Pull every line with the word "name" out of the entries below.

## DATA SECTION
┏━━

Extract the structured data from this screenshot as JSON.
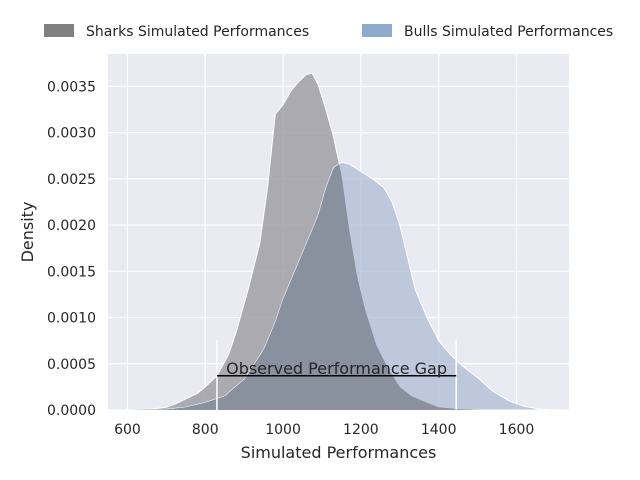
{
  "chart_data": {
    "type": "area",
    "title": "",
    "xlabel": "Simulated Performances",
    "ylabel": "Density",
    "xlim": [
      550,
      1735
    ],
    "ylim": [
      0,
      0.00385
    ],
    "xticks": [
      "600",
      "800",
      "1000",
      "1200",
      "1400",
      "1600"
    ],
    "yticks": [
      "0.0000",
      "0.0005",
      "0.0010",
      "0.0015",
      "0.0020",
      "0.0025",
      "0.0030",
      "0.0035"
    ],
    "grid": true,
    "legend_position": "top",
    "series": [
      {
        "name": "Sharks Simulated Performances",
        "color": "#a09fa6",
        "legend_color": "#808080",
        "points": [
          [
            600,
            0
          ],
          [
            650,
            5e-06
          ],
          [
            700,
            3e-05
          ],
          [
            720,
            6e-05
          ],
          [
            750,
            0.00012
          ],
          [
            780,
            0.00018
          ],
          [
            800,
            0.00025
          ],
          [
            830,
            0.00037
          ],
          [
            860,
            0.0006
          ],
          [
            880,
            0.00085
          ],
          [
            910,
            0.0013
          ],
          [
            940,
            0.0018
          ],
          [
            960,
            0.0024
          ],
          [
            980,
            0.0032
          ],
          [
            1000,
            0.0033
          ],
          [
            1020,
            0.00345
          ],
          [
            1040,
            0.00355
          ],
          [
            1060,
            0.00363
          ],
          [
            1075,
            0.00364
          ],
          [
            1090,
            0.00352
          ],
          [
            1110,
            0.00325
          ],
          [
            1130,
            0.00295
          ],
          [
            1150,
            0.00255
          ],
          [
            1170,
            0.00195
          ],
          [
            1190,
            0.00145
          ],
          [
            1210,
            0.0011
          ],
          [
            1240,
            0.0007
          ],
          [
            1270,
            0.00045
          ],
          [
            1300,
            0.00025
          ],
          [
            1330,
            0.00015
          ],
          [
            1370,
            8e-05
          ],
          [
            1400,
            3e-05
          ],
          [
            1450,
            1e-05
          ],
          [
            1500,
            0
          ]
        ]
      },
      {
        "name": "Bulls Simulated Performances",
        "color": "#aebcd6",
        "legend_color": "#8eaacc",
        "points": [
          [
            600,
            0
          ],
          [
            700,
            8e-06
          ],
          [
            750,
            3e-05
          ],
          [
            800,
            8e-05
          ],
          [
            850,
            0.00015
          ],
          [
            900,
            0.00033
          ],
          [
            950,
            0.00065
          ],
          [
            980,
            0.00095
          ],
          [
            1000,
            0.0012
          ],
          [
            1030,
            0.0015
          ],
          [
            1060,
            0.0018
          ],
          [
            1090,
            0.0021
          ],
          [
            1110,
            0.0024
          ],
          [
            1130,
            0.00262
          ],
          [
            1150,
            0.00268
          ],
          [
            1170,
            0.00266
          ],
          [
            1200,
            0.00258
          ],
          [
            1230,
            0.0025
          ],
          [
            1260,
            0.0024
          ],
          [
            1280,
            0.00225
          ],
          [
            1300,
            0.002
          ],
          [
            1320,
            0.00165
          ],
          [
            1340,
            0.0013
          ],
          [
            1370,
            0.001
          ],
          [
            1400,
            0.00075
          ],
          [
            1430,
            0.0006
          ],
          [
            1460,
            0.00048
          ],
          [
            1500,
            0.00035
          ],
          [
            1540,
            0.0002
          ],
          [
            1580,
            0.0001
          ],
          [
            1620,
            4e-05
          ],
          [
            1660,
            1e-05
          ],
          [
            1690,
            0
          ]
        ]
      }
    ],
    "annotation": {
      "text": "Observed Performance Gap",
      "x_start": 830,
      "x_end": 1445,
      "y": 0.00037,
      "tick_top": 0.00076
    }
  },
  "colors": {
    "background": "#eaeaf2",
    "grid": "#ffffff",
    "overlap": "#858c99"
  }
}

┗━━

## FINAL RESULT
        "name": "Sharks Simulated Performances",
        "name": "Bulls Simulated Performances",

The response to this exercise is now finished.